• _Goal_: Copy out every line containing the word "JSON".

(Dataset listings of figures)
___

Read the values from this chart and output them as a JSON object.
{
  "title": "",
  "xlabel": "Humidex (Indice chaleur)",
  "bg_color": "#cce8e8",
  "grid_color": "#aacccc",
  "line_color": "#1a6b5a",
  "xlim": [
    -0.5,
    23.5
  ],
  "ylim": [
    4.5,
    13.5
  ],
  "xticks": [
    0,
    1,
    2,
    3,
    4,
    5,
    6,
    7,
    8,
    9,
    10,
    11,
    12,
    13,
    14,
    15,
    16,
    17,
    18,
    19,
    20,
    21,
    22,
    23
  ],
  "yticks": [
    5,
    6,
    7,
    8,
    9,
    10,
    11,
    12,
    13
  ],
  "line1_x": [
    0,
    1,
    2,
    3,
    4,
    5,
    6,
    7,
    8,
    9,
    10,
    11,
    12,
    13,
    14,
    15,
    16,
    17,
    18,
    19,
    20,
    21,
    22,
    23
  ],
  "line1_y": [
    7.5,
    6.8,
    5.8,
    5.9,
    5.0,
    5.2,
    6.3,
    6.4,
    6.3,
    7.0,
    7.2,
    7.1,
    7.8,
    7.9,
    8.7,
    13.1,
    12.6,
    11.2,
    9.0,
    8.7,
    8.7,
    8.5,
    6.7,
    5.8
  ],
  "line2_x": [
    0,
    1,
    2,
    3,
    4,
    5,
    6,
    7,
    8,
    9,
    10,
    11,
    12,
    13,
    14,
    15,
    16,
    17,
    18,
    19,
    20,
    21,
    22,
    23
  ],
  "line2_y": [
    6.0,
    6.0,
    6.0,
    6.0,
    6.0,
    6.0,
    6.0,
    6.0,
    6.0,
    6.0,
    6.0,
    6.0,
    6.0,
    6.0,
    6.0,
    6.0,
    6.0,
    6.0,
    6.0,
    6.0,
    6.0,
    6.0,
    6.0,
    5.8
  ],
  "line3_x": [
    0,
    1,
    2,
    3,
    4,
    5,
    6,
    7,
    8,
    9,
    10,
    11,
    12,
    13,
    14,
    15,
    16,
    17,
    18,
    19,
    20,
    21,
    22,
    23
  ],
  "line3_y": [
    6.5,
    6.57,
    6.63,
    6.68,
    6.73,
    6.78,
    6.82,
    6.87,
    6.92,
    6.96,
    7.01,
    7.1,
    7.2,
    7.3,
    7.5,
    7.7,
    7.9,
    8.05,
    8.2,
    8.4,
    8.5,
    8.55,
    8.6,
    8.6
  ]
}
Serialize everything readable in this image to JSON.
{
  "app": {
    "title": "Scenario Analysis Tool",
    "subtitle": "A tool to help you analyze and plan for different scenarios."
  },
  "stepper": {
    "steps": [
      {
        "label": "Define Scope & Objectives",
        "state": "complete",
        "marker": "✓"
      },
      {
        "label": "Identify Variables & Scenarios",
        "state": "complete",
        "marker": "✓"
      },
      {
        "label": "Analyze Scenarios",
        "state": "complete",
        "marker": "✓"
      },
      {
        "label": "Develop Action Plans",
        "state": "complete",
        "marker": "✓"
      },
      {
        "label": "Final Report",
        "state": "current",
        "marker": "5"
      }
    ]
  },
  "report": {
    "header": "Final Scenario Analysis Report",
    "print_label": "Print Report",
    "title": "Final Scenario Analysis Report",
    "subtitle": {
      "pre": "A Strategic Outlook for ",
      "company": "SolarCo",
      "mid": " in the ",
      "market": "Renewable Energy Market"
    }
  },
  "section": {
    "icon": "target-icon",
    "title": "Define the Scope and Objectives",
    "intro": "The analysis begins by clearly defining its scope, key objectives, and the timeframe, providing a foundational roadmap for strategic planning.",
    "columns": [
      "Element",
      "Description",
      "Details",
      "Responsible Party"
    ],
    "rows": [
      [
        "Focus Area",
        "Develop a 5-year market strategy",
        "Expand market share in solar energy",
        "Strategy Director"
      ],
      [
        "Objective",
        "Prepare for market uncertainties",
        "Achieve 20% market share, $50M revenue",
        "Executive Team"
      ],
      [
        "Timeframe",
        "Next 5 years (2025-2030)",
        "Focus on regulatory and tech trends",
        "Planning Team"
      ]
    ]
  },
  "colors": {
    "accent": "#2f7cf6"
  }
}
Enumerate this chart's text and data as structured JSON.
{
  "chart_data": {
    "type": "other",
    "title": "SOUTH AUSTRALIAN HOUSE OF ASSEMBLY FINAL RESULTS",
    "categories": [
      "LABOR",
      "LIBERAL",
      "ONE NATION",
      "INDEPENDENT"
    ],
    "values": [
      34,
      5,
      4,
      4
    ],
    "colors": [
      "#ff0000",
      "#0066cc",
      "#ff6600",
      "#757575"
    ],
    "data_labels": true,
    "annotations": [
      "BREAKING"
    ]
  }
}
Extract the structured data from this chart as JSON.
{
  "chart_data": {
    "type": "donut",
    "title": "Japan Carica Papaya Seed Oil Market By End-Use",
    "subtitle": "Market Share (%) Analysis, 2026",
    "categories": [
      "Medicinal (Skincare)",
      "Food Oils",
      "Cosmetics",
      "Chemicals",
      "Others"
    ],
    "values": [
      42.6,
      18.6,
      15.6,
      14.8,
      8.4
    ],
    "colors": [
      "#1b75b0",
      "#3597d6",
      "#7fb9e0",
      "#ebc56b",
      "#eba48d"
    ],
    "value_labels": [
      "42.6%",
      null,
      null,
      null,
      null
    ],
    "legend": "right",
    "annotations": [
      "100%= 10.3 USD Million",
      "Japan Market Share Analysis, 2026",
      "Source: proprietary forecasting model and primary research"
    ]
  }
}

___

• _Written response_:
Read the values from this chart and output them as a JSON object.
Serialize everything readable in this image to JSON.
Enumerate this chart's text and data as structured JSON.
Extract the structured data from this chart as JSON.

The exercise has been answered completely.